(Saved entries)
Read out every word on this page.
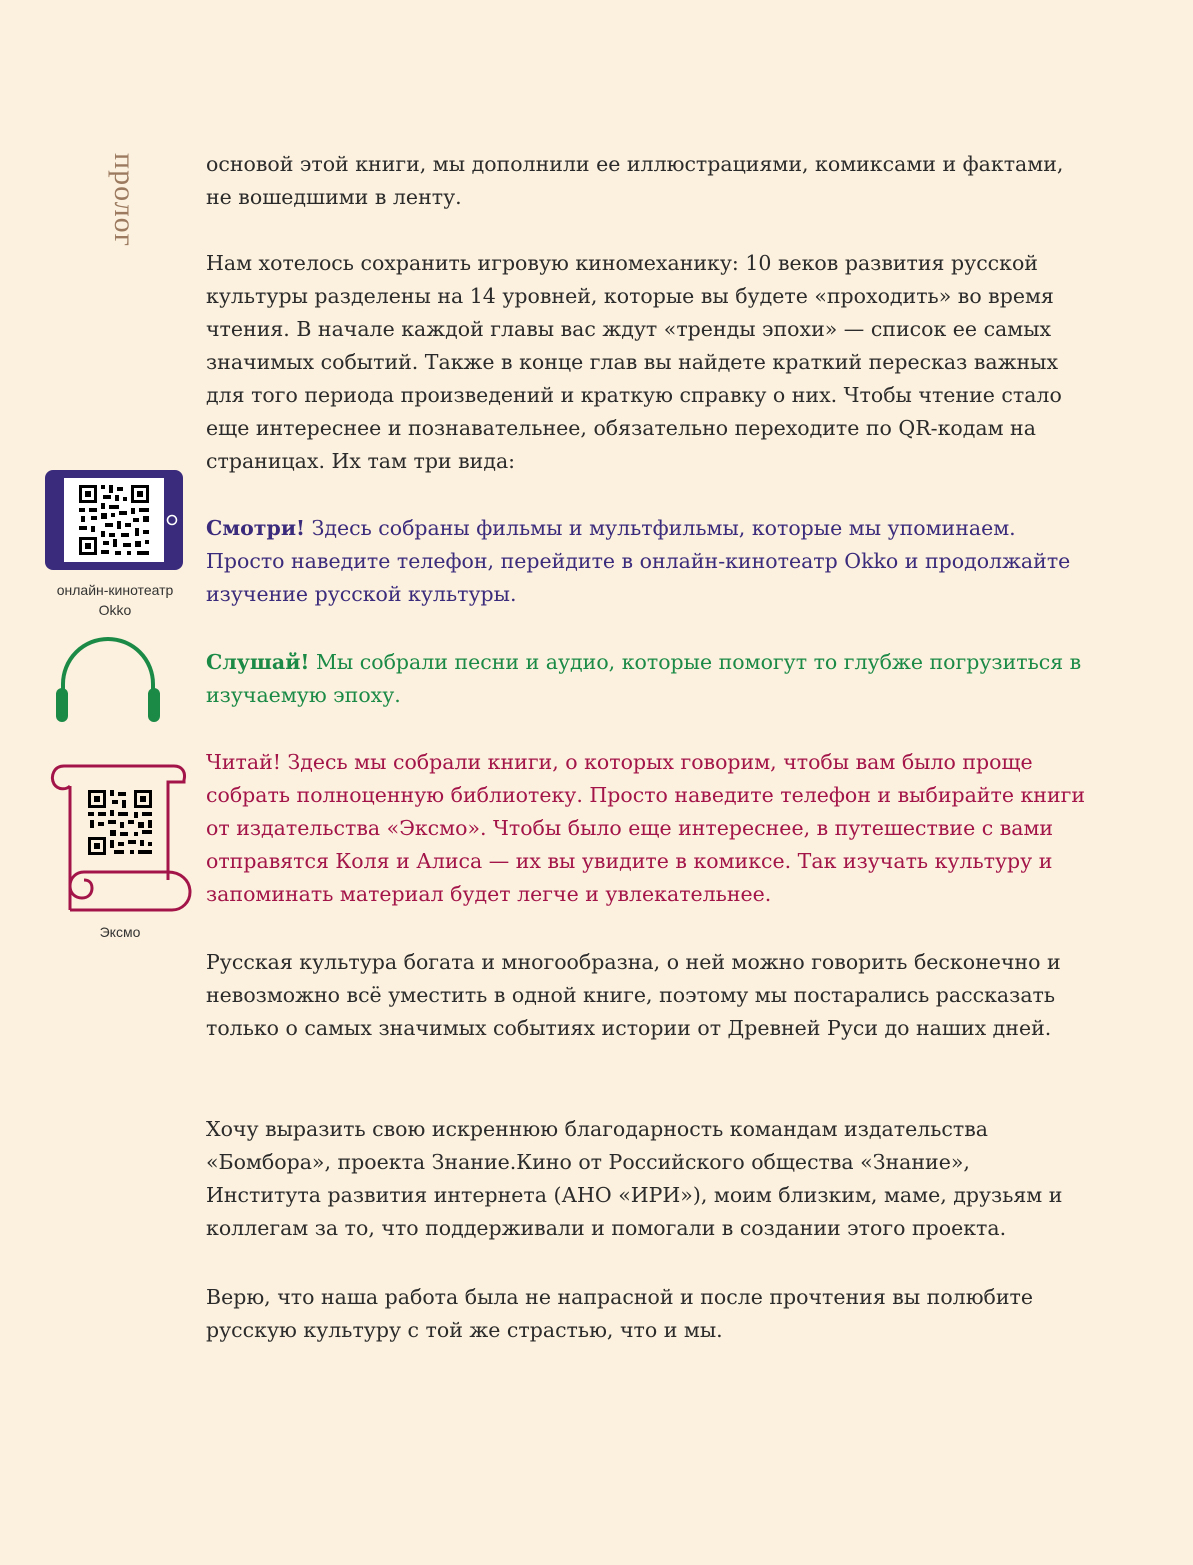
пролог	основой этой книги, мы дополнили ее иллюстрациями, комиксами и фактами, не вошедшими в ленту.

Нам хотелось сохранить игровую киномеханику: 10 веков развития русской культуры разделены на 14 уровней, которые вы будете «проходить» во время чтения. В начале каждой главы вас ждут «тренды эпохи» — список ее самых значимых событий. Также в конце глав вы найдете краткий пересказ важных для того периода произведений и краткую справку о них. Чтобы чтение стало еще интереснее и познавательнее, обязательно переходите по QR-кодам на страницах. Их там три вида:

Смотри! Здесь собраны фильмы и мультфильмы, которые мы упоминаем. Просто наведите телефон, перейдите в онлайн-кинотеатр Okko и продолжайте изучение русской культуры.

Слушай! Мы собрали песни и аудио, которые помогут то глубже погрузиться в изучаемую эпоху.

Читай! Здесь мы собрали книги, о которых говорим, чтобы вам было проще собрать полноценную библиотеку. Просто наведите телефон и выбирайте книги от издательства «Эксмо». Чтобы было еще интереснее, в путешествие с вами отправятся Коля и Алиса — их вы увидите в комиксе. Так изучать культуру и запоминать материал будет легче и увлекательнее.

Русская культура богата и многообразна, о ней можно говорить бесконечно и невозможно всё уместить в одной книге, поэтому мы постарались рассказать только о самых значимых событиях истории от Древней Руси до наших дней.

Хочу выразить свою искреннюю благодарность командам издательства «Бомбора», проекта Знание.Кино от Российского общества «Знание», Института развития интернета (АНО «ИРИ»), моим близким, маме, друзьям и коллегам за то, что поддерживали и помогали в создании этого проекта.

Верю, что наша работа была не напрасной и после прочтения вы полюбите русскую культуру с той же страстью, что и мы.

онлайн-кинотеатр
Okko
Эксмо
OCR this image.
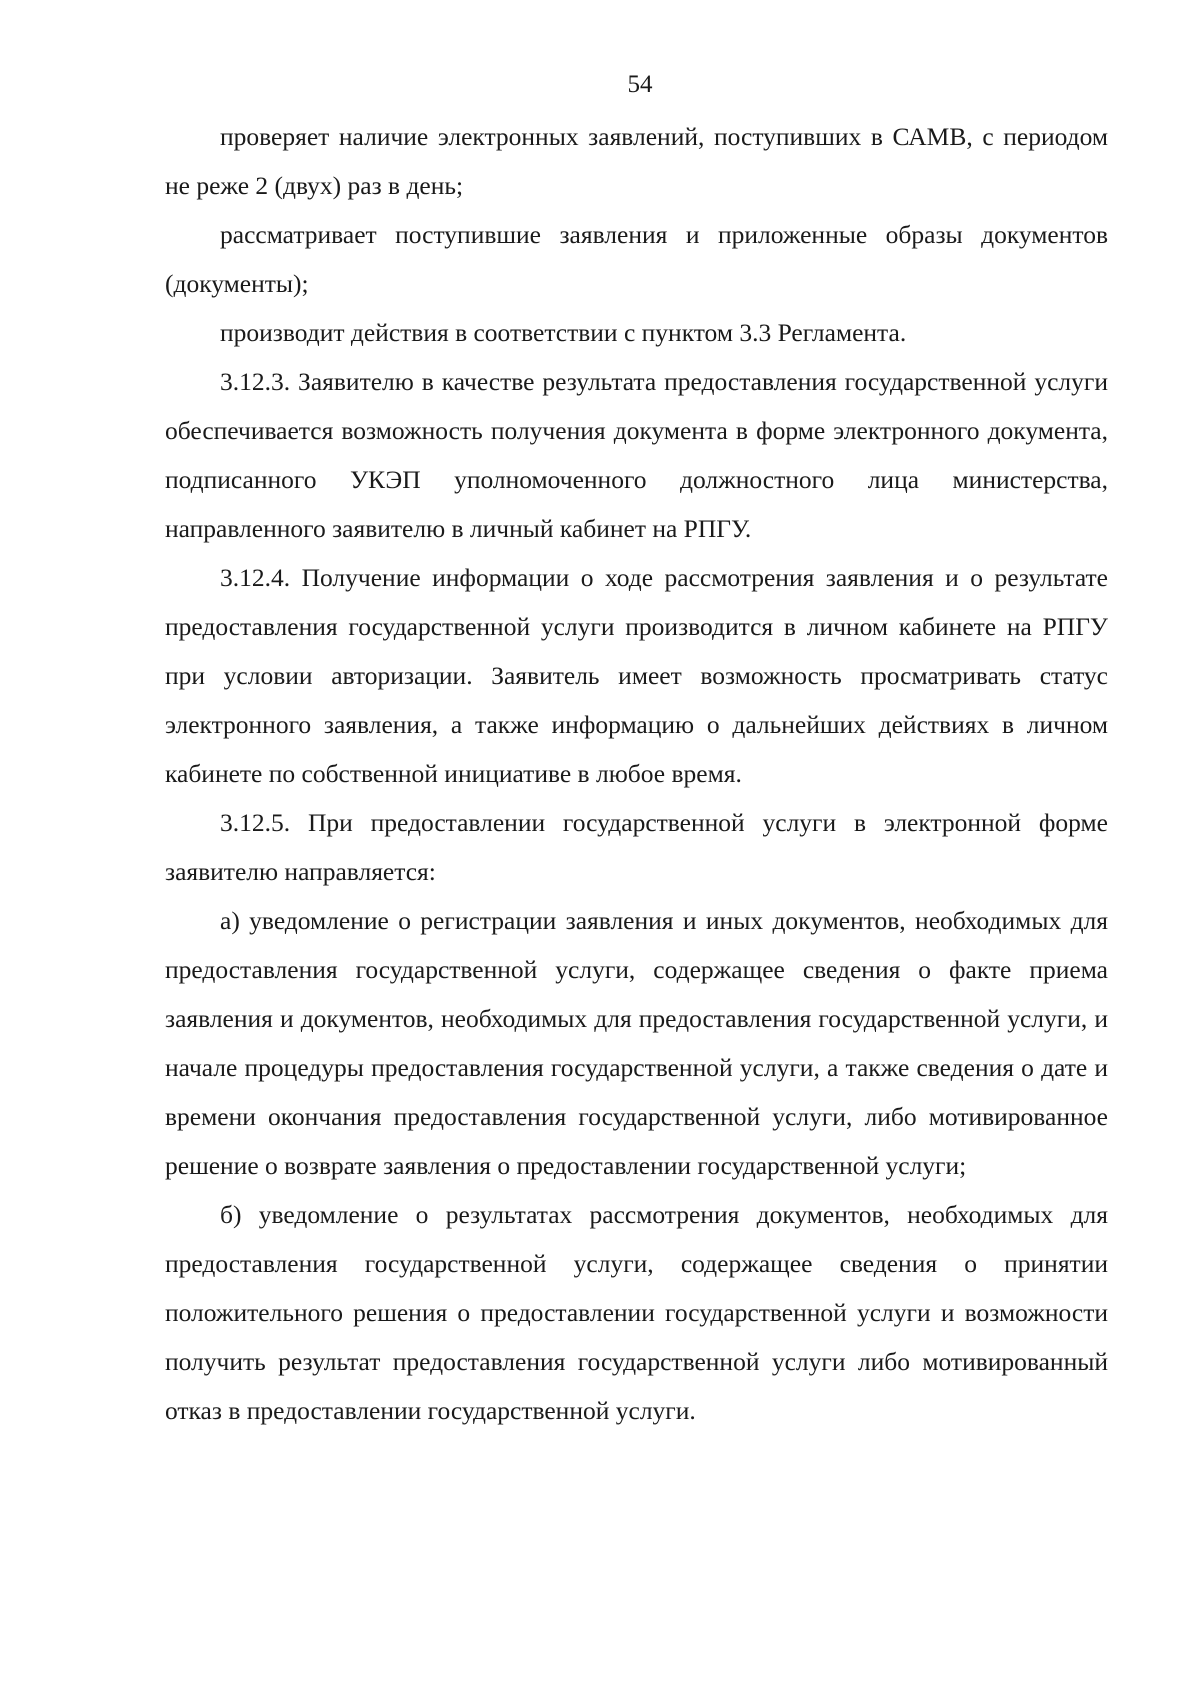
54

проверяет наличие электронных заявлений, поступивших в САМВ, с периодом не реже 2 (двух) раз в день;

рассматривает поступившие заявления и приложенные образы документов (документы);

производит действия в соответствии с пунктом 3.3 Регламента.

3.12.3. Заявителю в качестве результата предоставления государственной услуги обеспечивается возможность получения документа в форме электронного документа, подписанного УКЭП уполномоченного должностного лица министерства, направленного заявителю в личный кабинет на РПГУ.

3.12.4. Получение информации о ходе рассмотрения заявления и о результате предоставления государственной услуги производится в личном кабинете на РПГУ при условии авторизации. Заявитель имеет возможность просматривать статус электронного заявления, а также информацию о дальнейших действиях в личном кабинете по собственной инициативе в любое время.

3.12.5. При предоставлении государственной услуги в электронной форме заявителю направляется:

а) уведомление о регистрации заявления и иных документов, необходимых для предоставления государственной услуги, содержащее сведения о факте приема заявления и документов, необходимых для предоставления государственной услуги, и начале процедуры предоставления государственной услуги, а также сведения о дате и времени окончания предоставления государственной услуги, либо мотивированное решение о возврате заявления о предоставлении государственной услуги;

б) уведомление о результатах рассмотрения документов, необходимых для предоставления государственной услуги, содержащее сведения о принятии положительного решения о предоставлении государственной услуги и возможности получить результат предоставления государственной услуги либо мотивированный отказ в предоставлении государственной услуги.
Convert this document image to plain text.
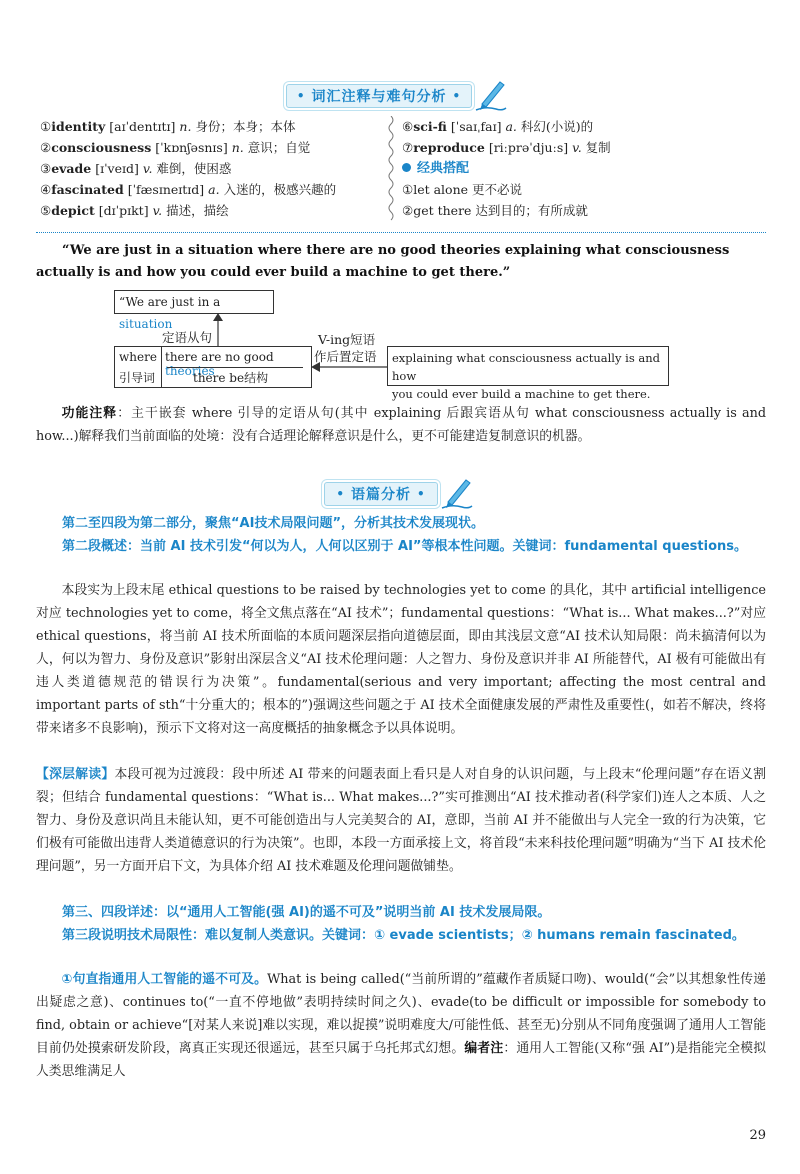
• 词汇注释与难句分析 •
①identity [aɪˈdentɪtɪ] n. 身份；本身；本体
②consciousness [ˈkɒnʃəsnɪs] n. 意识；自觉
③evade [ɪˈveɪd] v. 难倒，使困惑
④fascinated [ˈfæsɪneɪtɪd] a. 入迷的，极感兴趣的
⑤depict [dɪˈpɪkt] v. 描述，描绘
⑥sci-fi [ˈsaɪˌfaɪ] a. 科幻(小说)的
⑦reproduce [riːprəˈdjuːs] v. 复制
经典搭配
①let alone 更不必说
②get there 达到目的；有所成就
“We are just in a situation where there are no good theories explaining what consciousness actually is and how you could ever build a machine to get there.”
“We are just in a situation
定语从句
where there are no good theories
引导词	there be结构
V-ing短语
作后置定语 explaining what consciousness actually is and how
you could ever build a machine to get there.
功能注释：主干嵌套 where 引导的定语从句(其中 explaining 后跟宾语从句 what consciousness actually is and how...)解释我们当前面临的处境：没有合适理论解释意识是什么，更不可能建造复制意识的机器。
• 语篇分析 •
第二至四段为第二部分，聚焦“AI技术局限问题”，分析其技术发展现状。
第二段概述：当前 AI 技术引发“何以为人，人何以区别于 AI”等根本性问题。关键词：fundamental questions。
本段实为上段末尾 ethical questions to be raised by technologies yet to come 的具化，其中 artificial intelligence 对应 technologies yet to come，将全文焦点落在“AI 技术”；fundamental questions：“What is... What makes...?”对应 ethical questions，将当前 AI 技术所面临的本质问题深层指向道德层面，即由其浅层文意“AI 技术认知局限：尚未搞清何以为人，何以为智力、身份及意识”影射出深层含义“AI 技术伦理问题：人之智力、身份及意识并非 AI 所能替代，AI 极有可能做出有违人类道德规范的错误行为决策”。fundamental(serious and very important; affecting the most central and important parts of sth“十分重大的；根本的”)强调这些问题之于 AI 技术全面健康发展的严肃性及重要性(，如若不解决，终将带来诸多不良影响)，预示下文将对这一高度概括的抽象概念予以具体说明。
【深层解读】本段可视为过渡段：段中所述 AI 带来的问题表面上看只是人对自身的认识问题，与上段末“伦理问题”存在语义割裂；但结合 fundamental questions：“What is... What makes...?”实可推测出“AI 技术推动者(科学家们)连人之本质、人之智力、身份及意识尚且未能认知，更不可能创造出与人完美契合的 AI，意即，当前 AI 并不能做出与人完全一致的行为决策，它们极有可能做出违背人类道德意识的行为决策”。也即，本段一方面承接上文，将首段“未来科技伦理问题”明确为“当下 AI 技术伦理问题”，另一方面开启下文，为具体介绍 AI 技术难题及伦理问题做铺垫。
第三、四段详述：以“通用人工智能(强 AI)的遥不可及”说明当前 AI 技术发展局限。
第三段说明技术局限性：难以复制人类意识。关键词：① evade scientists；② humans remain fascinated。
①句直指通用人工智能的遥不可及。What is being called(“当前所谓的”蕴藏作者质疑口吻)、would(“会”以其想象性传递出疑虑之意)、continues to(“一直不停地做”表明持续时间之久)、evade(to be difficult or impossible for somebody to find, obtain or achieve“[对某人来说]难以实现，难以捉摸”说明难度大/可能性低、甚至无)分别从不同角度强调了通用人工智能目前仍处摸索研发阶段，离真正实现还很遥远，甚至只属于乌托邦式幻想。编者注：通用人工智能(又称“强 AI”)是指能完全模拟人类思维满足人
29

# Required task
Set down the lines of the records above exactly, apart from the pictures.

# Result of the task
Read out every word on this page.
пролог	основой этой книги, мы дополнили ее иллюстрациями, комиксами и фактами, не вошедшими в ленту.

Нам хотелось сохранить игровую киномеханику: 10 веков развития русской культуры разделены на 14 уровней, которые вы будете «проходить» во время чтения. В начале каждой главы вас ждут «тренды эпохи» — список ее самых значимых событий. Также в конце глав вы найдете краткий пересказ важных для того периода произведений и краткую справку о них. Чтобы чтение стало еще интереснее и познавательнее, обязательно переходите по QR-кодам на страницах. Их там три вида:

Смотри! Здесь собраны фильмы и мультфильмы, которые мы упоминаем. Просто наведите телефон, перейдите в онлайн-кинотеатр Okko и продолжайте изучение русской культуры.

Слушай! Мы собрали песни и аудио, которые помогут то глубже погрузиться в изучаемую эпоху.

Читай! Здесь мы собрали книги, о которых говорим, чтобы вам было проще собрать полноценную библиотеку. Просто наведите телефон и выбирайте книги от издательства «Эксмо». Чтобы было еще интереснее, в путешествие с вами отправятся Коля и Алиса — их вы увидите в комиксе. Так изучать культуру и запоминать материал будет легче и увлекательнее.

Русская культура богата и многообразна, о ней можно говорить бесконечно и невозможно всё уместить в одной книге, поэтому мы постарались рассказать только о самых значимых событиях истории от Древней Руси до наших дней.

Хочу выразить свою искреннюю благодарность командам издательства «Бомбора», проекта Знание.Кино от Российского общества «Знание», Института развития интернета (АНО «ИРИ»), моим близким, маме, друзьям и коллегам за то, что поддерживали и помогали в создании этого проекта.

Верю, что наша работа была не напрасной и после прочтения вы полюбите русскую культуру с той же страстью, что и мы.

онлайн-кинотеатр
Okko
Эксмо
OCR this image.
54

проверяет наличие электронных заявлений, поступивших в САМВ, с периодом не реже 2 (двух) раз в день;

рассматривает поступившие заявления и приложенные образы документов (документы);

производит действия в соответствии с пунктом 3.3 Регламента.

3.12.3. Заявителю в качестве результата предоставления государственной услуги обеспечивается возможность получения документа в форме электронного документа, подписанного УКЭП уполномоченного должностного лица министерства, направленного заявителю в личный кабинет на РПГУ.

3.12.4. Получение информации о ходе рассмотрения заявления и о результате предоставления государственной услуги производится в личном кабинете на РПГУ при условии авторизации. Заявитель имеет возможность просматривать статус электронного заявления, а также информацию о дальнейших действиях в личном кабинете по собственной инициативе в любое время.

3.12.5. При предоставлении государственной услуги в электронной форме заявителю направляется:

а) уведомление о регистрации заявления и иных документов, необходимых для предоставления государственной услуги, содержащее сведения о факте приема заявления и документов, необходимых для предоставления государственной услуги, и начале процедуры предоставления государственной услуги, а также сведения о дате и времени окончания предоставления государственной услуги, либо мотивированное решение о возврате заявления о предоставлении государственной услуги;

б) уведомление о результатах рассмотрения документов, необходимых для предоставления государственной услуги, содержащее сведения о принятии положительного решения о предоставлении государственной услуги и возможности получить результат предоставления государственной услуги либо мотивированный отказ в предоставлении государственной услуги.
Convert this document image to plain text.
• 词汇注释与难句分析 •
①identity [aɪˈdentɪtɪ] n. 身份；本身；本体
②consciousness [ˈkɒnʃəsnɪs] n. 意识；自觉
③evade [ɪˈveɪd] v. 难倒，使困惑
④fascinated [ˈfæsɪneɪtɪd] a. 入迷的，极感兴趣的
⑤depict [dɪˈpɪkt] v. 描述，描绘
⑥sci-fi [ˈsaɪˌfaɪ] a. 科幻(小说)的
⑦reproduce [riːprəˈdjuːs] v. 复制
经典搭配
①let alone 更不必说
②get there 达到目的；有所成就
“We are just in a situation where there are no good theories explaining what consciousness actually is and how you could ever build a machine to get there.”
“We are just in a situation
定语从句
where there are no good theories
引导词	there be结构
V-ing短语
作后置定语 explaining what consciousness actually is and how
you could ever build a machine to get there.
功能注释：主干嵌套 where 引导的定语从句(其中 explaining 后跟宾语从句 what consciousness actually is and how...)解释我们当前面临的处境：没有合适理论解释意识是什么，更不可能建造复制意识的机器。
• 语篇分析 •
第二至四段为第二部分，聚焦“AI技术局限问题”，分析其技术发展现状。
第二段概述：当前 AI 技术引发“何以为人，人何以区别于 AI”等根本性问题。关键词：fundamental questions。
本段实为上段末尾 ethical questions to be raised by technologies yet to come 的具化，其中 artificial intelligence 对应 technologies yet to come，将全文焦点落在“AI 技术”；fundamental questions：“What is... What makes...?”对应 ethical questions，将当前 AI 技术所面临的本质问题深层指向道德层面，即由其浅层文意“AI 技术认知局限：尚未搞清何以为人，何以为智力、身份及意识”影射出深层含义“AI 技术伦理问题：人之智力、身份及意识并非 AI 所能替代，AI 极有可能做出有违人类道德规范的错误行为决策”。fundamental(serious and very important; affecting the most central and important parts of sth“十分重大的；根本的”)强调这些问题之于 AI 技术全面健康发展的严肃性及重要性(，如若不解决，终将带来诸多不良影响)，预示下文将对这一高度概括的抽象概念予以具体说明。
【深层解读】本段可视为过渡段：段中所述 AI 带来的问题表面上看只是人对自身的认识问题，与上段末“伦理问题”存在语义割裂；但结合 fundamental questions：“What is... What makes...?”实可推测出“AI 技术推动者(科学家们)连人之本质、人之智力、身份及意识尚且未能认知，更不可能创造出与人完美契合的 AI，意即，当前 AI 并不能做出与人完全一致的行为决策，它们极有可能做出违背人类道德意识的行为决策”。也即，本段一方面承接上文，将首段“未来科技伦理问题”明确为“当下 AI 技术伦理问题”，另一方面开启下文，为具体介绍 AI 技术难题及伦理问题做铺垫。
第三、四段详述：以“通用人工智能(强 AI)的遥不可及”说明当前 AI 技术发展局限。
第三段说明技术局限性：难以复制人类意识。关键词：① evade scientists；② humans remain fascinated。
①句直指通用人工智能的遥不可及。What is being called(“当前所谓的”蕴藏作者质疑口吻)、would(“会”以其想象性传递出疑虑之意)、continues to(“一直不停地做”表明持续时间之久)、evade(to be difficult or impossible for somebody to find, obtain or achieve“[对某人来说]难以实现，难以捉摸”说明难度大/可能性低、甚至无)分别从不同角度强调了通用人工智能目前仍处摸索研发阶段，离真正实现还很遥远，甚至只属于乌托邦式幻想。编者注：通用人工智能(又称“强 AI”)是指能完全模拟人类思维满足人
29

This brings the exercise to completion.